## Entries of transcribed document text
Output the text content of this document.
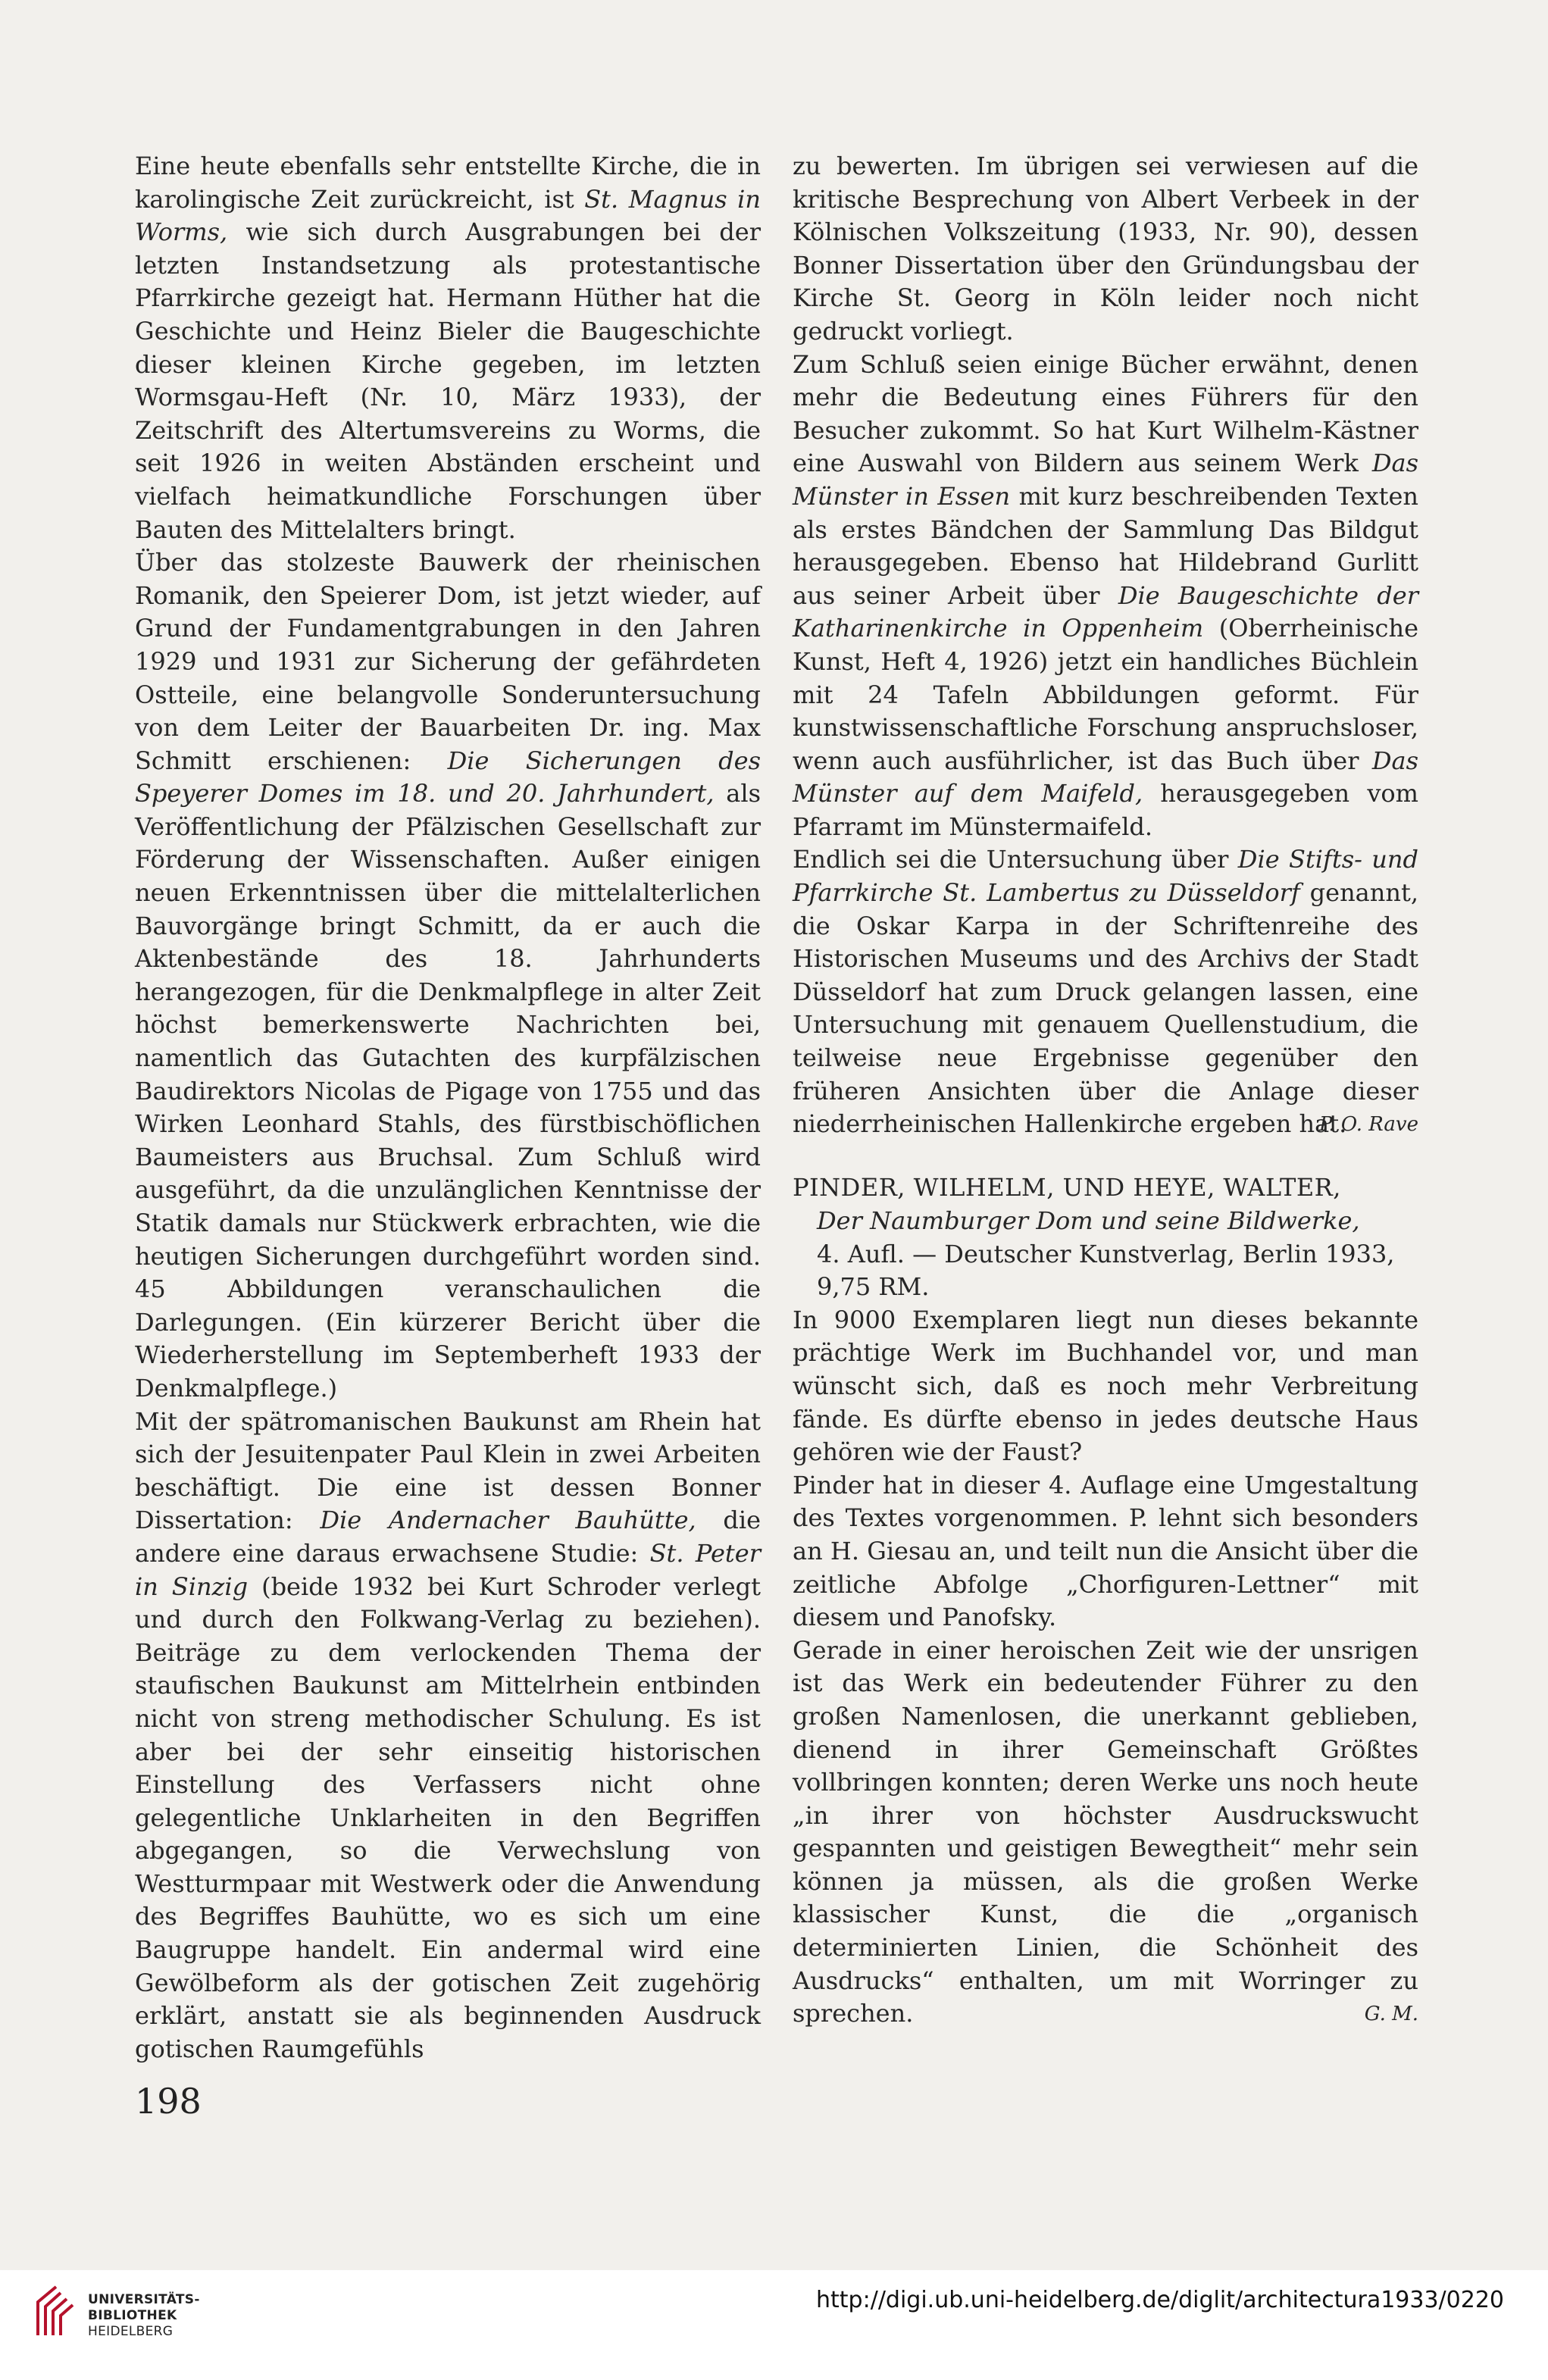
Eine heute ebenfalls sehr entstellte Kirche, die in karolingische Zeit zurückreicht, ist St. Magnus in Worms, wie sich durch Ausgrabungen bei der letzten Instandsetzung als protestantische Pfarrkirche gezeigt hat. Hermann Hüther hat die Geschichte und Heinz Bieler die Baugeschichte dieser kleinen Kirche gegeben, im letzten Wormsgau-Heft (Nr. 10, März 1933), der Zeitschrift des Altertumsvereins zu Worms, die seit 1926 in weiten Abständen erscheint und vielfach heimatkundliche Forschungen über Bauten des Mittelalters bringt.

Über das stolzeste Bauwerk der rheinischen Romanik, den Speierer Dom, ist jetzt wieder, auf Grund der Fundamentgrabungen in den Jahren 1929 und 1931 zur Sicherung der gefährdeten Ostteile, eine belangvolle Sonderuntersuchung von dem Leiter der Bauarbeiten Dr. ing. Max Schmitt erschienen: Die Sicherungen des Speyerer Domes im 18. und 20. Jahrhundert, als Veröffentlichung der Pfälzischen Gesellschaft zur Förderung der Wissenschaften. Außer einigen neuen Erkenntnissen über die mittelalterlichen Bauvorgänge bringt Schmitt, da er auch die Aktenbestände des 18. Jahrhunderts herangezogen, für die Denkmalpflege in alter Zeit höchst bemerkenswerte Nachrichten bei, namentlich das Gutachten des kurpfälzischen Baudirektors Nicolas de Pigage von 1755 und das Wirken Leonhard Stahls, des fürstbischöflichen Baumeisters aus Bruchsal. Zum Schluß wird ausgeführt, da die unzulänglichen Kenntnisse der Statik damals nur Stückwerk erbrachten, wie die heutigen Sicherungen durchgeführt worden sind. 45 Abbildungen veranschaulichen die Darlegungen. (Ein kürzerer Bericht über die Wiederherstellung im Septemberheft 1933 der Denkmalpflege.)

Mit der spätromanischen Baukunst am Rhein hat sich der Jesuitenpater Paul Klein in zwei Arbeiten beschäftigt. Die eine ist dessen Bonner Dissertation: Die Andernacher Bauhütte, die andere eine daraus erwachsene Studie: St. Peter in Sinzig (beide 1932 bei Kurt Schroder verlegt und durch den Folkwang-Verlag zu beziehen). Beiträge zu dem verlockenden Thema der staufischen Baukunst am Mittelrhein entbinden nicht von streng methodischer Schulung. Es ist aber bei der sehr einseitig historischen Einstellung des Verfassers nicht ohne gelegentliche Unklarheiten in den Begriffen abgegangen, so die Verwechslung von Westturmpaar mit Westwerk oder die Anwendung des Begriffes Bauhütte, wo es sich um eine Baugruppe handelt. Ein andermal wird eine Gewölbeform als der gotischen Zeit zugehörig erklärt, anstatt sie als beginnenden Ausdruck gotischen Raumgefühls

zu bewerten. Im übrigen sei verwiesen auf die kritische Besprechung von Albert Verbeek in der Kölnischen Volkszeitung (1933, Nr. 90), dessen Bonner Dissertation über den Gründungsbau der Kirche St. Georg in Köln leider noch nicht gedruckt vorliegt.

Zum Schluß seien einige Bücher erwähnt, denen mehr die Bedeutung eines Führers für den Besucher zukommt. So hat Kurt Wilhelm-Kästner eine Auswahl von Bildern aus seinem Werk Das Münster in Essen mit kurz beschreibenden Texten als erstes Bändchen der Sammlung Das Bildgut herausgegeben. Ebenso hat Hildebrand Gurlitt aus seiner Arbeit über Die Baugeschichte der Katharinenkirche in Oppenheim (Oberrheinische Kunst, Heft 4, 1926) jetzt ein handliches Büchlein mit 24 Tafeln Abbildungen geformt. Für kunstwissenschaftliche Forschung anspruchsloser, wenn auch ausführlicher, ist das Buch über Das Münster auf dem Maifeld, herausgegeben vom Pfarramt im Münstermaifeld.

Endlich sei die Untersuchung über Die Stifts- und Pfarrkirche St. Lambertus zu Düsseldorf genannt, die Oskar Karpa in der Schriftenreihe des Historischen Museums und des Archivs der Stadt Düsseldorf hat zum Druck gelangen lassen, eine Untersuchung mit genauem Quellenstudium, die teilweise neue Ergebnisse gegenüber den früheren Ansichten über die Anlage dieser niederrheinischen Hallenkirche ergeben hat.

P. O. Rave

PINDER, WILHELM, UND HEYE, WALTER,

Der Naumburger Dom und seine Bildwerke,

4. Aufl. — Deutscher Kunstverlag, Berlin 1933,

9,75 RM.

In 9000 Exemplaren liegt nun dieses bekannte prächtige Werk im Buchhandel vor, und man wünscht sich, daß es noch mehr Verbreitung fände. Es dürfte ebenso in jedes deutsche Haus gehören wie der Faust?

Pinder hat in dieser 4. Auflage eine Umgestaltung des Textes vorgenommen. P. lehnt sich besonders an H. Giesau an, und teilt nun die Ansicht über die zeitliche Abfolge „Chorfiguren-Lettner“ mit diesem und Panofsky.

Gerade in einer heroischen Zeit wie der unsrigen ist das Werk ein bedeutender Führer zu den großen Namenlosen, die unerkannt geblieben, dienend in ihrer Gemeinschaft Größtes vollbringen konnten; deren Werke uns noch heute „in ihrer von höchster Ausdruckswucht gespannten und geistigen Bewegtheit“ mehr sein können ja müssen, als die großen Werke klassischer Kunst, die die „organisch determinierten Linien, die Schönheit des Ausdrucks“ enthalten, um mit Worringer zu sprechen.	G. M.
198
UNIVERSITÄTS-
BIBLIOTHEK
HEIDELBERG
http://digi.ub.uni-heidelberg.de/diglit/architectura1933/0220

## Instructions to follow
Line by line, write out the records above exactly, skipping the pictures.

## The answer
Output the text content of this document.
Eine heute ebenfalls sehr entstellte Kirche, die in karolingische Zeit zurückreicht, ist St. Magnus in Worms, wie sich durch Ausgrabungen bei der letzten Instandsetzung als protestantische Pfarrkirche gezeigt hat. Hermann Hüther hat die Geschichte und Heinz Bieler die Baugeschichte dieser kleinen Kirche gegeben, im letzten Wormsgau-Heft (Nr. 10, März 1933), der Zeitschrift des Altertumsvereins zu Worms, die seit 1926 in weiten Abständen erscheint und vielfach heimatkundliche Forschungen über Bauten des Mittelalters bringt.

Über das stolzeste Bauwerk der rheinischen Romanik, den Speierer Dom, ist jetzt wieder, auf Grund der Fundamentgrabungen in den Jahren 1929 und 1931 zur Sicherung der gefährdeten Ostteile, eine belangvolle Sonderuntersuchung von dem Leiter der Bauarbeiten Dr. ing. Max Schmitt erschienen: Die Sicherungen des Speyerer Domes im 18. und 20. Jahrhundert, als Veröffentlichung der Pfälzischen Gesellschaft zur Förderung der Wissenschaften. Außer einigen neuen Erkenntnissen über die mittelalterlichen Bauvorgänge bringt Schmitt, da er auch die Aktenbestände des 18. Jahrhunderts herangezogen, für die Denkmalpflege in alter Zeit höchst bemerkenswerte Nachrichten bei, namentlich das Gutachten des kurpfälzischen Baudirektors Nicolas de Pigage von 1755 und das Wirken Leonhard Stahls, des fürstbischöflichen Baumeisters aus Bruchsal. Zum Schluß wird ausgeführt, da die unzulänglichen Kenntnisse der Statik damals nur Stückwerk erbrachten, wie die heutigen Sicherungen durchgeführt worden sind. 45 Abbildungen veranschaulichen die Darlegungen. (Ein kürzerer Bericht über die Wiederherstellung im Septemberheft 1933 der Denkmalpflege.)

Mit der spätromanischen Baukunst am Rhein hat sich der Jesuitenpater Paul Klein in zwei Arbeiten beschäftigt. Die eine ist dessen Bonner Dissertation: Die Andernacher Bauhütte, die andere eine daraus erwachsene Studie: St. Peter in Sinzig (beide 1932 bei Kurt Schroder verlegt und durch den Folkwang-Verlag zu beziehen). Beiträge zu dem verlockenden Thema der staufischen Baukunst am Mittelrhein entbinden nicht von streng methodischer Schulung. Es ist aber bei der sehr einseitig historischen Einstellung des Verfassers nicht ohne gelegentliche Unklarheiten in den Begriffen abgegangen, so die Verwechslung von Westturmpaar mit Westwerk oder die Anwendung des Begriffes Bauhütte, wo es sich um eine Baugruppe handelt. Ein andermal wird eine Gewölbeform als der gotischen Zeit zugehörig erklärt, anstatt sie als beginnenden Ausdruck gotischen Raumgefühls

zu bewerten. Im übrigen sei verwiesen auf die kritische Besprechung von Albert Verbeek in der Kölnischen Volkszeitung (1933, Nr. 90), dessen Bonner Dissertation über den Gründungsbau der Kirche St. Georg in Köln leider noch nicht gedruckt vorliegt.

Zum Schluß seien einige Bücher erwähnt, denen mehr die Bedeutung eines Führers für den Besucher zukommt. So hat Kurt Wilhelm-Kästner eine Auswahl von Bildern aus seinem Werk Das Münster in Essen mit kurz beschreibenden Texten als erstes Bändchen der Sammlung Das Bildgut herausgegeben. Ebenso hat Hildebrand Gurlitt aus seiner Arbeit über Die Baugeschichte der Katharinenkirche in Oppenheim (Oberrheinische Kunst, Heft 4, 1926) jetzt ein handliches Büchlein mit 24 Tafeln Abbildungen geformt. Für kunstwissenschaftliche Forschung anspruchsloser, wenn auch ausführlicher, ist das Buch über Das Münster auf dem Maifeld, herausgegeben vom Pfarramt im Münstermaifeld.

Endlich sei die Untersuchung über Die Stifts- und Pfarrkirche St. Lambertus zu Düsseldorf genannt, die Oskar Karpa in der Schriftenreihe des Historischen Museums und des Archivs der Stadt Düsseldorf hat zum Druck gelangen lassen, eine Untersuchung mit genauem Quellenstudium, die teilweise neue Ergebnisse gegenüber den früheren Ansichten über die Anlage dieser niederrheinischen Hallenkirche ergeben hat.

P. O. Rave

PINDER, WILHELM, UND HEYE, WALTER,

Der Naumburger Dom und seine Bildwerke,

4. Aufl. — Deutscher Kunstverlag, Berlin 1933,

9,75 RM.

In 9000 Exemplaren liegt nun dieses bekannte prächtige Werk im Buchhandel vor, und man wünscht sich, daß es noch mehr Verbreitung fände. Es dürfte ebenso in jedes deutsche Haus gehören wie der Faust?

Pinder hat in dieser 4. Auflage eine Umgestaltung des Textes vorgenommen. P. lehnt sich besonders an H. Giesau an, und teilt nun die Ansicht über die zeitliche Abfolge „Chorfiguren-Lettner“ mit diesem und Panofsky.

Gerade in einer heroischen Zeit wie der unsrigen ist das Werk ein bedeutender Führer zu den großen Namenlosen, die unerkannt geblieben, dienend in ihrer Gemeinschaft Größtes vollbringen konnten; deren Werke uns noch heute „in ihrer von höchster Ausdruckswucht gespannten und geistigen Bewegtheit“ mehr sein können ja müssen, als die großen Werke klassischer Kunst, die die „organisch determinierten Linien, die Schönheit des Ausdrucks“ enthalten, um mit Worringer zu sprechen.	G. M.
198
UNIVERSITÄTS-
BIBLIOTHEK
HEIDELBERG
http://digi.ub.uni-heidelberg.de/diglit/architectura1933/0220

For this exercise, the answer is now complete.